#### A run of records:

______

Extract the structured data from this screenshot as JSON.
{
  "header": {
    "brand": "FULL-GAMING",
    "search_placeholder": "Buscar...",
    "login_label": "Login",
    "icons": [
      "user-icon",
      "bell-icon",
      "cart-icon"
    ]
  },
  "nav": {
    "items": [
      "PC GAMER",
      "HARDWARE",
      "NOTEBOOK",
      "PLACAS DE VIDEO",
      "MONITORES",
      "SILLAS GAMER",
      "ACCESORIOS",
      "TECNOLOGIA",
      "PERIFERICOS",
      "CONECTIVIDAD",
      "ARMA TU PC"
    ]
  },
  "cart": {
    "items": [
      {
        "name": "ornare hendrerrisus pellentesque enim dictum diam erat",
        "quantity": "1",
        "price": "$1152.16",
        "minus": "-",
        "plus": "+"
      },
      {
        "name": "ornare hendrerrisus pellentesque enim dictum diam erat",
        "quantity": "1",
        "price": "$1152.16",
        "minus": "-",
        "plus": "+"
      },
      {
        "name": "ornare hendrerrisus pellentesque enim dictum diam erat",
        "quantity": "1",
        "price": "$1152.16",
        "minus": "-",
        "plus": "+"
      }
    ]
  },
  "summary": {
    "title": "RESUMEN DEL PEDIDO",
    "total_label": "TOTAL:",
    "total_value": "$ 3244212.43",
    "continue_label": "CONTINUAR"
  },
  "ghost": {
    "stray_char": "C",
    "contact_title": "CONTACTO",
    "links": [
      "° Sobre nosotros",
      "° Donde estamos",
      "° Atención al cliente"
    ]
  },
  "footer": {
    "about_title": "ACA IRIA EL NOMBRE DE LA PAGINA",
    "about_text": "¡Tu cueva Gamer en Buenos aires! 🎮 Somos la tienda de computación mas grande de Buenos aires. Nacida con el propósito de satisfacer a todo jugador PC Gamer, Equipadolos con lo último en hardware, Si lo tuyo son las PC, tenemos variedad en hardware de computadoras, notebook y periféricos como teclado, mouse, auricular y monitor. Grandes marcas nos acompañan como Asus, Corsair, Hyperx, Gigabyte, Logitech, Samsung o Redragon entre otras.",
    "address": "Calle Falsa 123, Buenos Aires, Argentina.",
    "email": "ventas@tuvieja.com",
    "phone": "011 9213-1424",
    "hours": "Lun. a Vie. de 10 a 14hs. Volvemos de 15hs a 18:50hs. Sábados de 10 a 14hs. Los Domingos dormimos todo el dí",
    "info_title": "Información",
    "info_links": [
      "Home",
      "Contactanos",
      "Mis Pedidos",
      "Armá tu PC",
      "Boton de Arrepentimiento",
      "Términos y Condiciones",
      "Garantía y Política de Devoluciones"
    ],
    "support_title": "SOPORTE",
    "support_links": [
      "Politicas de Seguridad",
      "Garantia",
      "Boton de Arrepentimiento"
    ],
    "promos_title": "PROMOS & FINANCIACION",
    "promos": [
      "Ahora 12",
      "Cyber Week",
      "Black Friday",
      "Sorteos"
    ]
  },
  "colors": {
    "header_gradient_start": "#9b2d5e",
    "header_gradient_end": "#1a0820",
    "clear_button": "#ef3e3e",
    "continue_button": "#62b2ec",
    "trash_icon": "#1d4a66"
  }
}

______

#### GOAL OF THE EXERCISE:
Transcribe each entry exactly.

#### CORRECT RESPONSE:
Extract the structured data from this screenshot as JSON.
{
  "header": {
    "brand": "FULL-GAMING",
    "search_placeholder": "Buscar...",
    "login_label": "Login",
    "icons": [
      "user-icon",
      "bell-icon",
      "cart-icon"
    ]
  },
  "nav": {
    "items": [
      "PC GAMER",
      "HARDWARE",
      "NOTEBOOK",
      "PLACAS DE VIDEO",
      "MONITORES",
      "SILLAS GAMER",
      "ACCESORIOS",
      "TECNOLOGIA",
      "PERIFERICOS",
      "CONECTIVIDAD",
      "ARMA TU PC"
    ]
  },
  "cart": {
    "items": [
      {
        "name": "ornare hendrerrisus pellentesque enim dictum diam erat",
        "quantity": "1",
        "price": "$1152.16",
        "minus": "-",
        "plus": "+"
      },
      {
        "name": "ornare hendrerrisus pellentesque enim dictum diam erat",
        "quantity": "1",
        "price": "$1152.16",
        "minus": "-",
        "plus": "+"
      },
      {
        "name": "ornare hendrerrisus pellentesque enim dictum diam erat",
        "quantity": "1",
        "price": "$1152.16",
        "minus": "-",
        "plus": "+"
      }
    ]
  },
  "summary": {
    "title": "RESUMEN DEL PEDIDO",
    "total_label": "TOTAL:",
    "total_value": "$ 3244212.43",
    "continue_label": "CONTINUAR"
  },
  "ghost": {
    "stray_char": "C",
    "contact_title": "CONTACTO",
    "links": [
      "° Sobre nosotros",
      "° Donde estamos",
      "° Atención al cliente"
    ]
  },
  "footer": {
    "about_title": "ACA IRIA EL NOMBRE DE LA PAGINA",
    "about_text": "¡Tu cueva Gamer en Buenos aires! 🎮 Somos la tienda de computación mas grande de Buenos aires. Nacida con el propósito de satisfacer a todo jugador PC Gamer, Equipadolos con lo último en hardware, Si lo tuyo son las PC, tenemos variedad en hardware de computadoras, notebook y periféricos como teclado, mouse, auricular y monitor. Grandes marcas nos acompañan como Asus, Corsair, Hyperx, Gigabyte, Logitech, Samsung o Redragon entre otras.",
    "address": "Calle Falsa 123, Buenos Aires, Argentina.",
    "email": "ventas@tuvieja.com",
    "phone": "011 9213-1424",
    "hours": "Lun. a Vie. de 10 a 14hs. Volvemos de 15hs a 18:50hs. Sábados de 10 a 14hs. Los Domingos dormimos todo el dí",
    "info_title": "Información",
    "info_links": [
      "Home",
      "Contactanos",
      "Mis Pedidos",
      "Armá tu PC",
      "Boton de Arrepentimiento",
      "Términos y Condiciones",
      "Garantía y Política de Devoluciones"
    ],
    "support_title": "SOPORTE",
    "support_links": [
      "Politicas de Seguridad",
      "Garantia",
      "Boton de Arrepentimiento"
    ],
    "promos_title": "PROMOS & FINANCIACION",
    "promos": [
      "Ahora 12",
      "Cyber Week",
      "Black Friday",
      "Sorteos"
    ]
  },
  "colors": {
    "header_gradient_start": "#9b2d5e",
    "header_gradient_end": "#1a0820",
    "clear_button": "#ef3e3e",
    "continue_button": "#62b2ec",
    "trash_icon": "#1d4a66"
  }
}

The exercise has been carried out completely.